TASK ITEM:
Check the entries below and say how many lines include the word "JSON". No other text is wanted.

[Stored items]
***
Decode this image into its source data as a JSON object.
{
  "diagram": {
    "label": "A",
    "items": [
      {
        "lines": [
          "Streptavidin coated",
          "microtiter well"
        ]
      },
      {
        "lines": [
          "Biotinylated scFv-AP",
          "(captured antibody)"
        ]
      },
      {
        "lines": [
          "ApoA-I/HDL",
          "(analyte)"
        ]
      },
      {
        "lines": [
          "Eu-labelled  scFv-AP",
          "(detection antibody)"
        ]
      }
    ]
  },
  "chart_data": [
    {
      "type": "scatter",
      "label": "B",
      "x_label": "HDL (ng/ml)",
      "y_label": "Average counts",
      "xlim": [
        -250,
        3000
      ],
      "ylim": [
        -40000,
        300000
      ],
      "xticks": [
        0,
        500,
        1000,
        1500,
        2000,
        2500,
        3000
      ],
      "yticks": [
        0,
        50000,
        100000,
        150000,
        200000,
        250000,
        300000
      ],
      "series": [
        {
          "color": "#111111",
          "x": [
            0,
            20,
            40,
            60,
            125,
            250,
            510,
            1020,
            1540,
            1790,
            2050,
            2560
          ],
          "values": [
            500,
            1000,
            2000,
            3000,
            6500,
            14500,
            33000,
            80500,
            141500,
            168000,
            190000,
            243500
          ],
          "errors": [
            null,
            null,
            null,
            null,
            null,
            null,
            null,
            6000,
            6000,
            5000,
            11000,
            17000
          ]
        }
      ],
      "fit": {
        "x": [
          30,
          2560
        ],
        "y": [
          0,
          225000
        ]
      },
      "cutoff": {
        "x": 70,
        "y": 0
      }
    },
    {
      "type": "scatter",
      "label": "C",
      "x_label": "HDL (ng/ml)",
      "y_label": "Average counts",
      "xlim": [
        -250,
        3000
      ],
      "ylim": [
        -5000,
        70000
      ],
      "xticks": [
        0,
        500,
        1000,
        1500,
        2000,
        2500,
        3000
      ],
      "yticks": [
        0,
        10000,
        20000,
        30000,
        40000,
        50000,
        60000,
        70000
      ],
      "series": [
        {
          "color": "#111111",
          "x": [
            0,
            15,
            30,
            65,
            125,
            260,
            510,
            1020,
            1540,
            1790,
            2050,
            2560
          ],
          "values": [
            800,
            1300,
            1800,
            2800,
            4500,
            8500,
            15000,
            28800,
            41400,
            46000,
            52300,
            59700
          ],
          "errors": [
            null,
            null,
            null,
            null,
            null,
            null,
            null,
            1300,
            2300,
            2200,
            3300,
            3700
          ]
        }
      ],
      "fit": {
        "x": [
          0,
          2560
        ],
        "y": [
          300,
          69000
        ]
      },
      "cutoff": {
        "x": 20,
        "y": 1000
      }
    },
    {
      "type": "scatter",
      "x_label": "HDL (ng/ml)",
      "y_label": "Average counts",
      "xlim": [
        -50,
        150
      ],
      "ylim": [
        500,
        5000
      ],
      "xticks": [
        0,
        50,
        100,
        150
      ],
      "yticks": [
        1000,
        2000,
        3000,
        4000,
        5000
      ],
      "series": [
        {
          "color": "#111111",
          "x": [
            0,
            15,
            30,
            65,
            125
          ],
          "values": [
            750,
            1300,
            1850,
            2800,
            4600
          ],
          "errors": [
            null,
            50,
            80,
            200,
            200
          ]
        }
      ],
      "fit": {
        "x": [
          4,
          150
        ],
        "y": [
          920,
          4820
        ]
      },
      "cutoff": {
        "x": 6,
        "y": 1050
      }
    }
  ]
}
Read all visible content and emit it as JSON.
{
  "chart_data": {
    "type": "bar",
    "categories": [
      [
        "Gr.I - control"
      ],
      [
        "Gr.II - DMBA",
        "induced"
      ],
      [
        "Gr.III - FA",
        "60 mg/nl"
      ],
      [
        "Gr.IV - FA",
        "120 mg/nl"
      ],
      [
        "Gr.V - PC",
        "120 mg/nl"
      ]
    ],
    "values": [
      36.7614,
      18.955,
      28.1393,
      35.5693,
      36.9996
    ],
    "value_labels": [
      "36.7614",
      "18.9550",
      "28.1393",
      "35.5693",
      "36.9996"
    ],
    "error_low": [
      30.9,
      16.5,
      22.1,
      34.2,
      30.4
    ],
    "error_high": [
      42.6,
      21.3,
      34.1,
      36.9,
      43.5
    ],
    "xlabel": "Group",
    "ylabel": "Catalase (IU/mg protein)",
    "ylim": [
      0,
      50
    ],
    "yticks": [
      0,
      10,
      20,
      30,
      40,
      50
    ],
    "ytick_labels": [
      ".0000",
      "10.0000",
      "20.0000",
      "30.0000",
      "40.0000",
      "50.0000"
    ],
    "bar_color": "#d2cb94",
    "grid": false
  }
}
***
SOLUTION FOR THIS TASK:
2